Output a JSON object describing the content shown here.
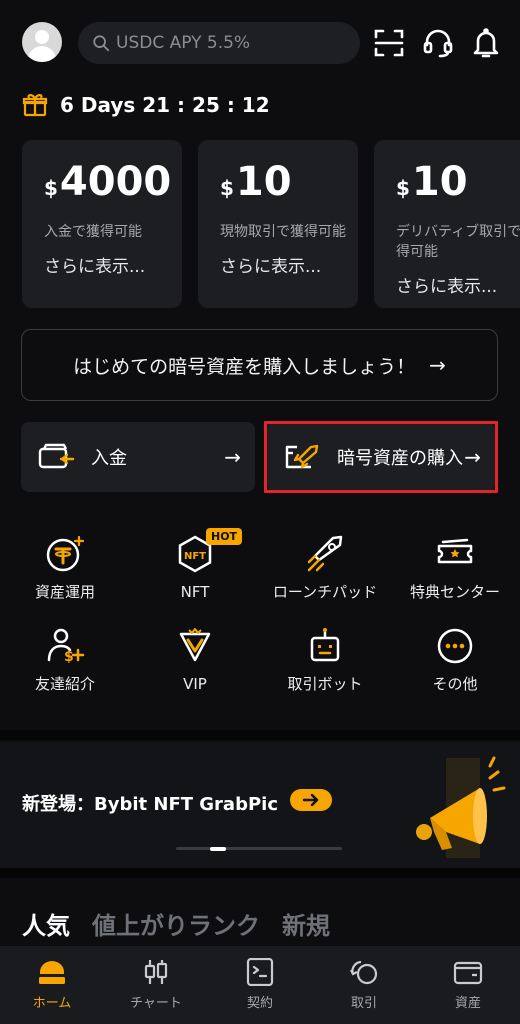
{
  "header": {
    "search_placeholder": "USDC APY 5.5%",
    "icons": [
      "avatar",
      "scan-icon",
      "support-icon",
      "bell-icon"
    ]
  },
  "countdown": {
    "text": "6 Days 21 : 25 : 12",
    "icon": "gift-icon"
  },
  "reward_cards": [
    {
      "currency": "$",
      "amount": "4000",
      "desc": "入金で獲得可能",
      "more": "さらに表示..."
    },
    {
      "currency": "$",
      "amount": "10",
      "desc": "現物取引で獲得可能",
      "more": "さらに表示..."
    },
    {
      "currency": "$",
      "amount": "10",
      "desc": "デリバティブ取引で獲得可能",
      "more": "さらに表示..."
    }
  ],
  "buy_banner": {
    "label": "はじめての暗号資産を購入しましょう！",
    "arrow": "→"
  },
  "actions": {
    "deposit": {
      "label": "入金",
      "arrow": "→"
    },
    "buy_crypto": {
      "label": "暗号資産の購入",
      "arrow": "→"
    }
  },
  "features": [
    {
      "label": "資産運用"
    },
    {
      "label": "NFT"
    },
    {
      "label": "ローンチパッド"
    },
    {
      "label": "特典センター"
    },
    {
      "label": "友達紹介"
    },
    {
      "label": "VIP"
    },
    {
      "label": "取引ボット"
    },
    {
      "label": "その他"
    }
  ],
  "hot_badge": "HOT",
  "promo": {
    "text": "新登場：Bybit NFT GrabPic",
    "arrow": "→"
  },
  "tabs": [
    {
      "label": "人気",
      "active": true
    },
    {
      "label": "値上がりランク",
      "active": false
    },
    {
      "label": "新規",
      "active": false
    }
  ],
  "nav": [
    {
      "label": "ホーム",
      "active": true
    },
    {
      "label": "チャート",
      "active": false
    },
    {
      "label": "契約",
      "active": false
    },
    {
      "label": "取引",
      "active": false
    },
    {
      "label": "資産",
      "active": false
    }
  ],
  "colors": {
    "accent": "#f7a600",
    "highlight": "#e3242b",
    "bg": "#0d0d0f",
    "card": "#1d1e22"
  }
}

Your objective
Will you set down the records word for word while leaving out every picture?

Answer to this exercise
Output a JSON object describing the content shown here.
{
  "header": {
    "search_placeholder": "USDC APY 5.5%",
    "icons": [
      "avatar",
      "scan-icon",
      "support-icon",
      "bell-icon"
    ]
  },
  "countdown": {
    "text": "6 Days 21 : 25 : 12",
    "icon": "gift-icon"
  },
  "reward_cards": [
    {
      "currency": "$",
      "amount": "4000",
      "desc": "入金で獲得可能",
      "more": "さらに表示..."
    },
    {
      "currency": "$",
      "amount": "10",
      "desc": "現物取引で獲得可能",
      "more": "さらに表示..."
    },
    {
      "currency": "$",
      "amount": "10",
      "desc": "デリバティブ取引で獲得可能",
      "more": "さらに表示..."
    }
  ],
  "buy_banner": {
    "label": "はじめての暗号資産を購入しましょう！",
    "arrow": "→"
  },
  "actions": {
    "deposit": {
      "label": "入金",
      "arrow": "→"
    },
    "buy_crypto": {
      "label": "暗号資産の購入",
      "arrow": "→"
    }
  },
  "features": [
    {
      "label": "資産運用"
    },
    {
      "label": "NFT"
    },
    {
      "label": "ローンチパッド"
    },
    {
      "label": "特典センター"
    },
    {
      "label": "友達紹介"
    },
    {
      "label": "VIP"
    },
    {
      "label": "取引ボット"
    },
    {
      "label": "その他"
    }
  ],
  "hot_badge": "HOT",
  "promo": {
    "text": "新登場：Bybit NFT GrabPic",
    "arrow": "→"
  },
  "tabs": [
    {
      "label": "人気",
      "active": true
    },
    {
      "label": "値上がりランク",
      "active": false
    },
    {
      "label": "新規",
      "active": false
    }
  ],
  "nav": [
    {
      "label": "ホーム",
      "active": true
    },
    {
      "label": "チャート",
      "active": false
    },
    {
      "label": "契約",
      "active": false
    },
    {
      "label": "取引",
      "active": false
    },
    {
      "label": "資産",
      "active": false
    }
  ],
  "colors": {
    "accent": "#f7a600",
    "highlight": "#e3242b",
    "bg": "#0d0d0f",
    "card": "#1d1e22"
  }
}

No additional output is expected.